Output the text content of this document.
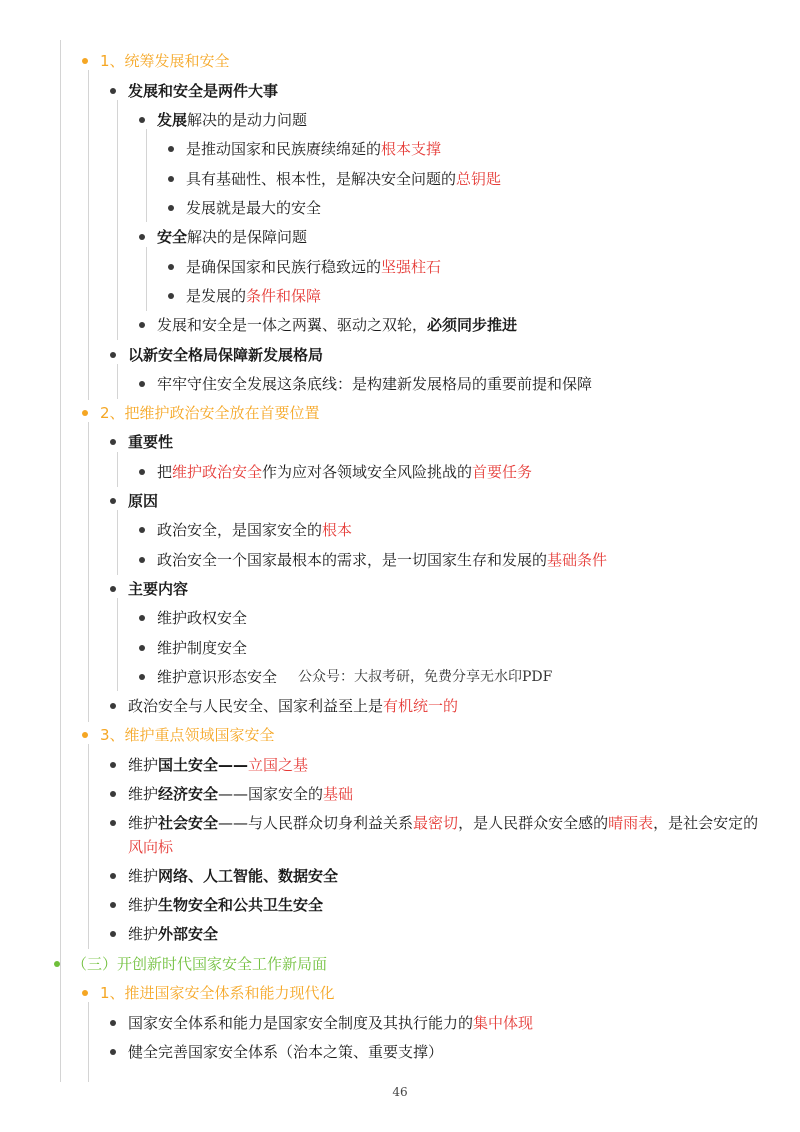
1、统筹发展和安全
发展和安全是两件大事
发展解决的是动力问题
是推动国家和民族赓续绵延的根本支撑
具有基础性、根本性，是解决安全问题的总钥匙
发展就是最大的安全
安全解决的是保障问题
是确保国家和民族行稳致远的坚强柱石
是发展的条件和保障
发展和安全是一体之两翼、驱动之双轮，必须同步推进
以新安全格局保障新发展格局
牢牢守住安全发展这条底线：是构建新发展格局的重要前提和保障
2、把维护政治安全放在首要位置
重要性
把维护政治安全作为应对各领域安全风险挑战的首要任务
原因
政治安全，是国家安全的根本
政治安全一个国家最根本的需求，是一切国家生存和发展的基础条件
主要内容
维护政权安全
维护制度安全
维护意识形态安全
政治安全与人民安全、国家利益至上是有机统一的
3、维护重点领域国家安全
维护国土安全——立国之基
维护经济安全——国家安全的基础
维护社会安全——与人民群众切身利益关系最密切，是人民群众安全感的晴雨表，是社会安定的风向标
维护网络、人工智能、数据安全
维护生物安全和公共卫生安全
维护外部安全
（三）开创新时代国家安全工作新局面
1、推进国家安全体系和能力现代化
国家安全体系和能力是国家安全制度及其执行能力的集中体现
健全完善国家安全体系（治本之策、重要支撑）
公众号：大叔考研，免费分享无水印PDF
46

━━━━━━

| Exercise instructions |
Omitting all images, print the listing exactly.

| Response below |
Output the text content of this document.
1、统筹发展和安全
发展和安全是两件大事
发展解决的是动力问题
是推动国家和民族赓续绵延的根本支撑
具有基础性、根本性，是解决安全问题的总钥匙
发展就是最大的安全
安全解决的是保障问题
是确保国家和民族行稳致远的坚强柱石
是发展的条件和保障
发展和安全是一体之两翼、驱动之双轮，必须同步推进
以新安全格局保障新发展格局
牢牢守住安全发展这条底线：是构建新发展格局的重要前提和保障
2、把维护政治安全放在首要位置
重要性
把维护政治安全作为应对各领域安全风险挑战的首要任务
原因
政治安全，是国家安全的根本
政治安全一个国家最根本的需求，是一切国家生存和发展的基础条件
主要内容
维护政权安全
维护制度安全
维护意识形态安全
政治安全与人民安全、国家利益至上是有机统一的
3、维护重点领域国家安全
维护国土安全——立国之基
维护经济安全——国家安全的基础
维护社会安全——与人民群众切身利益关系最密切，是人民群众安全感的晴雨表，是社会安定的风向标
维护网络、人工智能、数据安全
维护生物安全和公共卫生安全
维护外部安全
（三）开创新时代国家安全工作新局面
1、推进国家安全体系和能力现代化
国家安全体系和能力是国家安全制度及其执行能力的集中体现
健全完善国家安全体系（治本之策、重要支撑）
公众号：大叔考研，免费分享无水印PDF
46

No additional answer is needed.